Every entry below should be transcribed exactly; pictures stay out of the copy.
##### MATERIAL TO PROCESS #####
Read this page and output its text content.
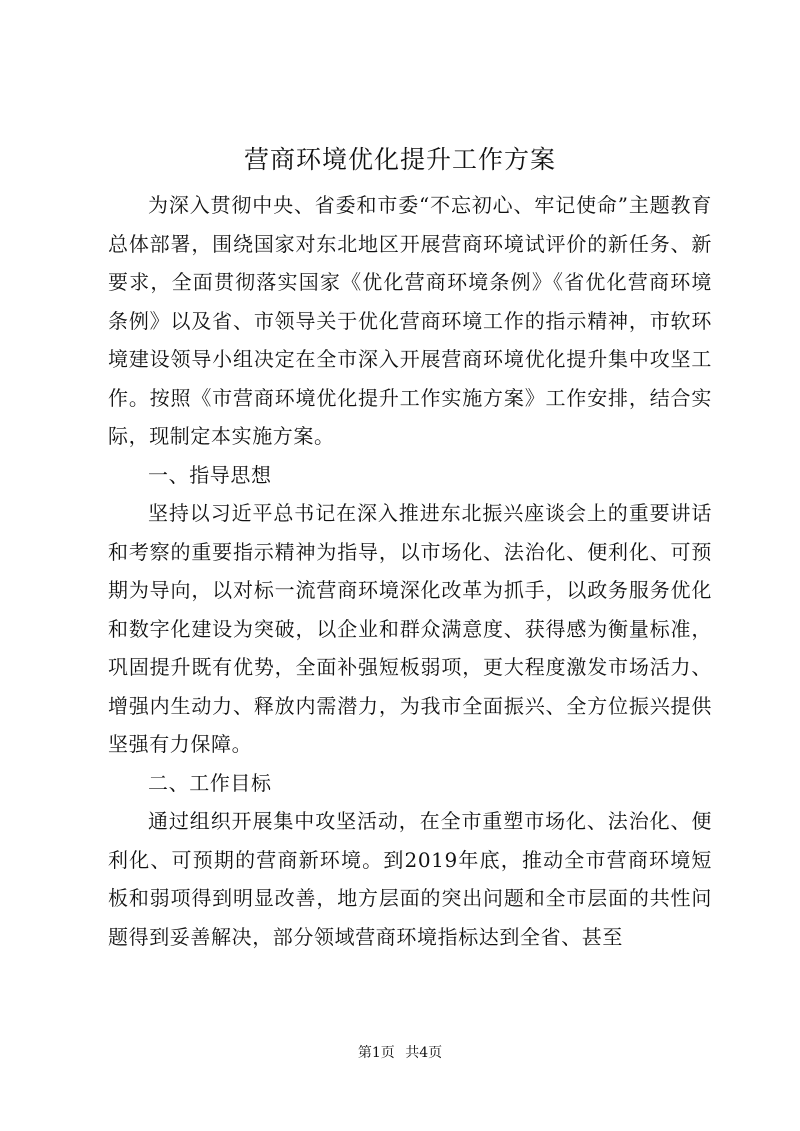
营商环境优化提升工作方案

为深入贯彻中央、省委和市委“不忘初心、牢记使命”主题教育总体部署，围绕国家对东北地区开展营商环境试评价的新任务、新要求，全面贯彻落实国家《优化营商环境条例》《省优化营商环境条例》以及省、市领导关于优化营商环境工作的指示精神，市软环境建设领导小组决定在全市深入开展营商环境优化提升集中攻坚工作。按照《市营商环境优化提升工作实施方案》工作安排，结合实际，现制定本实施方案。

一、指导思想

坚持以习近平总书记在深入推进东北振兴座谈会上的重要讲话和考察的重要指示精神为指导，以市场化、法治化、便利化、可预期为导向，以对标一流营商环境深化改革为抓手，以政务服务优化和数字化建设为突破，以企业和群众满意度、获得感为衡量标准，巩固提升既有优势，全面补强短板弱项，更大程度激发市场活力、增强内生动力、释放内需潜力，为我市全面振兴、全方位振兴提供坚强有力保障。

二、工作目标

通过组织开展集中攻坚活动，在全市重塑市场化、法治化、便利化、可预期的营商新环境。到2019年底，推动全市营商环境短板和弱项得到明显改善，地方层面的突出问题和全市层面的共性问题得到妥善解决，部分领域营商环境指标达到全省、甚至

第1页 共4页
#####
* **OUTPUT FOR THIS TASK**
Read this page and output its text content.
营商环境优化提升工作方案

为深入贯彻中央、省委和市委“不忘初心、牢记使命”主题教育总体部署，围绕国家对东北地区开展营商环境试评价的新任务、新要求，全面贯彻落实国家《优化营商环境条例》《省优化营商环境条例》以及省、市领导关于优化营商环境工作的指示精神，市软环境建设领导小组决定在全市深入开展营商环境优化提升集中攻坚工作。按照《市营商环境优化提升工作实施方案》工作安排，结合实际，现制定本实施方案。

一、指导思想

坚持以习近平总书记在深入推进东北振兴座谈会上的重要讲话和考察的重要指示精神为指导，以市场化、法治化、便利化、可预期为导向，以对标一流营商环境深化改革为抓手，以政务服务优化和数字化建设为突破，以企业和群众满意度、获得感为衡量标准，巩固提升既有优势，全面补强短板弱项，更大程度激发市场活力、增强内生动力、释放内需潜力，为我市全面振兴、全方位振兴提供坚强有力保障。

二、工作目标

通过组织开展集中攻坚活动，在全市重塑市场化、法治化、便利化、可预期的营商新环境。到2019年底，推动全市营商环境短板和弱项得到明显改善，地方层面的突出问题和全市层面的共性问题得到妥善解决，部分领域营商环境指标达到全省、甚至

第1页 共4页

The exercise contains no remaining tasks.